_EXTRACT_
==================================================

Copyright © 2013, W.P. Kinsella

For Bev

CONTENTS

Copyright

Introduction

THE LAST PENNANT BEFORE ARMAGEDDON

THE BASEBALL SPUR

HOW I GOT MY NICKNAME

BUD AND TOM

NURSIE

THE NIGHT MANNY MOTA TIED THE RECORD

DRIVING TOWARD THE MOON

BAREFOOT AND PREGNANT IN DES MOINES

THE FIREFIGHTER

THE BATTERY

THE THRILL OF THE GRASS

Acknowledgments

About the Author

INTRODUCTION

Where do stories come from? That, and, How much is autobiography? are the questions I am most frequently asked. I don’t understand readers’ morbid fascination with autobiography in fiction. For some reason readers want the author to really be the character he writes about. It’s called The Implied Author Syndrome, and I’ve fallen victim to it a few times myself. Because of the wide variety of fiction I write, my cumulative Implied Author would be an Indian baseball fanatic who practises magic, has kidnapped J.D. Salinger and made love to Janis Joplin. In reality I am a middle-aged writer who likes to stare at the ocean or the Iowa corn fields while I create works of imagination. My protagonists are usually good-natured, compassionate, somewhat befuddled by the curves life has thrown at them, but always aware, to varying degrees, that the world is a totally absurd place.

==================================================

_RECORDS SHOWN_

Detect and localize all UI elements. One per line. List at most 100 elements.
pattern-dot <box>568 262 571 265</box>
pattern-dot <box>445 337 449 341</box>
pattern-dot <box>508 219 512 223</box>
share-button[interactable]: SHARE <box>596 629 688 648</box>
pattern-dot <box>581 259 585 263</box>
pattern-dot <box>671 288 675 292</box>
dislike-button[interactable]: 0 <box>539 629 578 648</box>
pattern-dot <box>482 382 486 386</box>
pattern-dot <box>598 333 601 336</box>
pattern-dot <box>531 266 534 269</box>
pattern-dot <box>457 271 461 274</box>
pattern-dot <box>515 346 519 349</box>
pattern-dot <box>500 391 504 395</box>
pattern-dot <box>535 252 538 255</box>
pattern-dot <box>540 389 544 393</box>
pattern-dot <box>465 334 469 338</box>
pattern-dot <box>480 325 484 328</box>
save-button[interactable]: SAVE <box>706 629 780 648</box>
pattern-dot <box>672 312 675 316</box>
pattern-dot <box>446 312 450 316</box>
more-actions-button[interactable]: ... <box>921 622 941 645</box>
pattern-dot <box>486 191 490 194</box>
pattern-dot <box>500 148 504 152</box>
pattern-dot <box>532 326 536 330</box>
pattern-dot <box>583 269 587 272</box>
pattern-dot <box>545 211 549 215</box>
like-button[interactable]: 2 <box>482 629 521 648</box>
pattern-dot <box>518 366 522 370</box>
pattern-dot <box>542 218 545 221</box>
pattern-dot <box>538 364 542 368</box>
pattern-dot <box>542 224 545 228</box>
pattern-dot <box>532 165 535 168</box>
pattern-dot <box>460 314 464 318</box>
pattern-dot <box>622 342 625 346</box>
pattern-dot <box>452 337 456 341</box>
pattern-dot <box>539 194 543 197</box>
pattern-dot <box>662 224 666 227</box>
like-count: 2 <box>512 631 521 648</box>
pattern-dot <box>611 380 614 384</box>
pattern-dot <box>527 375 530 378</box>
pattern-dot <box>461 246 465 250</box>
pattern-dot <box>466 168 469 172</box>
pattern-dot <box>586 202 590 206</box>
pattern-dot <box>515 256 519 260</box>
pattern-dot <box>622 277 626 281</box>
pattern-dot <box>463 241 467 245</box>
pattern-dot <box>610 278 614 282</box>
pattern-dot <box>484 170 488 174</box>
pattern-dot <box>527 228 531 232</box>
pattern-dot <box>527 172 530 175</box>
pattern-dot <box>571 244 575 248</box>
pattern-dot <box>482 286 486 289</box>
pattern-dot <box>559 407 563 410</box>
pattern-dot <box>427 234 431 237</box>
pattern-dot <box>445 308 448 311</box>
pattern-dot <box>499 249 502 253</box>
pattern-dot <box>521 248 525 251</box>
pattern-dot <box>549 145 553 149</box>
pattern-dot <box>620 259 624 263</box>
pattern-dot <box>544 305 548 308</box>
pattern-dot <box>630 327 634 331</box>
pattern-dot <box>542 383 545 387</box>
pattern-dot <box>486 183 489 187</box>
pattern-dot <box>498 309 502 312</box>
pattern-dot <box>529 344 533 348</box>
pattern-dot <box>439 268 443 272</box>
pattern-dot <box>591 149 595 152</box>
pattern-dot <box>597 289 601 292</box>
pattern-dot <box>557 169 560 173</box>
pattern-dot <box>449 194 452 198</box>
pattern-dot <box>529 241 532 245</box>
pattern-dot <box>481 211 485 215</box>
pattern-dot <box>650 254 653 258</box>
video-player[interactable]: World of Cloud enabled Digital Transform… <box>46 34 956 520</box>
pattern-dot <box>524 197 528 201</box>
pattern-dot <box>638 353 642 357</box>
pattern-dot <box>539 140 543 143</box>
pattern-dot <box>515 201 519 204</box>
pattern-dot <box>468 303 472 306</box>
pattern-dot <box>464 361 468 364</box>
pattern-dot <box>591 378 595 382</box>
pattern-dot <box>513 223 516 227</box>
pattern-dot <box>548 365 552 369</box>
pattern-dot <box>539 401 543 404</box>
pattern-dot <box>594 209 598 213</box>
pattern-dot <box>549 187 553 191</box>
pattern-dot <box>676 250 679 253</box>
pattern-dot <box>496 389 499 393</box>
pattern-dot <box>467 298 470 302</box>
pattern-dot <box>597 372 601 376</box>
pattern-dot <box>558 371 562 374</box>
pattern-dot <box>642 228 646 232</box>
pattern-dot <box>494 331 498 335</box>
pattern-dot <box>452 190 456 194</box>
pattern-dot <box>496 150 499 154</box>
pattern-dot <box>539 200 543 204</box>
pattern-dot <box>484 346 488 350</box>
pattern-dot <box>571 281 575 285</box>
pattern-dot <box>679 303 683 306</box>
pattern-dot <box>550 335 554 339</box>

==================================================

_STATED EXERCISE_
From the front matter of the baseball story collection above, set down the stretch from "Where do stories" through "totally absurd place." word for word.

_EXERCISE OUTPUT_
Where do stories come from? That, and, How much is autobiography? are the questions I am most frequently asked. I don’t understand readers’ morbid fascination with autobiography in fiction. For some reason readers want the author to really be the character he writes about. It’s called The Implied Author Syndrome, and I’ve fallen victim to it a few times myself. Because of the wide variety of fiction I write, my cumulative Implied Author would be an Indian baseball fanatic who practises magic, has kidnapped J.D. Salinger and made love to Janis Joplin. In reality I am a middle-aged writer who likes to stare at the ocean or the Iowa corn fields while I create works of imagination. My protagonists are usually good-natured, compassionate, somewhat befuddled by the curves life has thrown at them, but always aware, to varying degrees, that the world is a totally absurd place.